• _Requirement_: Return only the number of lines in the entries below that hold the word "this".

• _Provided entries_:

━━━━━━━━━━━━━━━━━━━━━━━━━━━━━━

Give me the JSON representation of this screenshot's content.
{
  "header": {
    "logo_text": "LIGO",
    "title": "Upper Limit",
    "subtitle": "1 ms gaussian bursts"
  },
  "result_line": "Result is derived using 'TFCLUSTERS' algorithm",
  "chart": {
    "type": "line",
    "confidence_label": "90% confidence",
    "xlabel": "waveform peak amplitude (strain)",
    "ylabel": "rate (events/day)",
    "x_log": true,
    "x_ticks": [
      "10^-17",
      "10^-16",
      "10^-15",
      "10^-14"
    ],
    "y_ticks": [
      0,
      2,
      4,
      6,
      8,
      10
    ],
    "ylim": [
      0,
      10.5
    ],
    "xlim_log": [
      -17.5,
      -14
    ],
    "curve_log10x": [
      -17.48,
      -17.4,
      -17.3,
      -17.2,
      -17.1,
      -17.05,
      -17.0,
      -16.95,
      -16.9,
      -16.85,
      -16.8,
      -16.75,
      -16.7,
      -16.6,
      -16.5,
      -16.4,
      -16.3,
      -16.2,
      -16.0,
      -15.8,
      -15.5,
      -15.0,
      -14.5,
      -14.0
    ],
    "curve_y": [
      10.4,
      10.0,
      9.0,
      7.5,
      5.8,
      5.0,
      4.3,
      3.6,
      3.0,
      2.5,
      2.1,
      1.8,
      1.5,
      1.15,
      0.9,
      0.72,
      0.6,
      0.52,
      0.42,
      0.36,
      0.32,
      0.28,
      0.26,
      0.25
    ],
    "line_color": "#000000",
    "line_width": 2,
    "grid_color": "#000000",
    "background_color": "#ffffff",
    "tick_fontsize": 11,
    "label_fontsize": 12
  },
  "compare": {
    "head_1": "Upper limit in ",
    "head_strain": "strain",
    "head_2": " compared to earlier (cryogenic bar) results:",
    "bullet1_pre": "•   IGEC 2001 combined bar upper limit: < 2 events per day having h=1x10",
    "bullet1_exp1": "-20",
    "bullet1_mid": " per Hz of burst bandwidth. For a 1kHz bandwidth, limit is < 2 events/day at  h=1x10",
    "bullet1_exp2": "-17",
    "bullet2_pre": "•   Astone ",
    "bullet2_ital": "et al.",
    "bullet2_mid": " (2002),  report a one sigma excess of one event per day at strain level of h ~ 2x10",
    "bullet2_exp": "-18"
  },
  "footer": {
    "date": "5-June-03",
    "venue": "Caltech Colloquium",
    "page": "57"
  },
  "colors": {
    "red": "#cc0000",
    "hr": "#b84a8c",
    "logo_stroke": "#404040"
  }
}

━━━━━━━━━━━━━━━━━━━━━━━━━━━━━━

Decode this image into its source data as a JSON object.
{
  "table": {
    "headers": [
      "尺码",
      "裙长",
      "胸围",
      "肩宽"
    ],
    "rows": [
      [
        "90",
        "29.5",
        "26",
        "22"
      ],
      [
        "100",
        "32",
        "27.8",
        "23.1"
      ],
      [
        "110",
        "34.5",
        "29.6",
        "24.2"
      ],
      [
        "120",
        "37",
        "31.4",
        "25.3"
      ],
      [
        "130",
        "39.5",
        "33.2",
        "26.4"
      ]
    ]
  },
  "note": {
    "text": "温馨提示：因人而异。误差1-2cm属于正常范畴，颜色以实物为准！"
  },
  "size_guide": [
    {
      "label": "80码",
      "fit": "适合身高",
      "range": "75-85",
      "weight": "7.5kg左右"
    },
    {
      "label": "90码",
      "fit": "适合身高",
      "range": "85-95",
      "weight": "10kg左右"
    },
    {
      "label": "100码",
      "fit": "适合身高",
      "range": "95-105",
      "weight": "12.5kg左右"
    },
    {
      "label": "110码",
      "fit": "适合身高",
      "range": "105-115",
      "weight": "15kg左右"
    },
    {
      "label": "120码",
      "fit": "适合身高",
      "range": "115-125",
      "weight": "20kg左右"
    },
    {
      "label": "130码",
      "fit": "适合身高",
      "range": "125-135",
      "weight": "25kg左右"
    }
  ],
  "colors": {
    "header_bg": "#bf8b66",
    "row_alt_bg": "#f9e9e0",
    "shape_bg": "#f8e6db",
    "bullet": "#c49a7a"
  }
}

━━━━━━━━━━━━━━━━━━━━━━━━━━━━━━

• _Answer below_: 2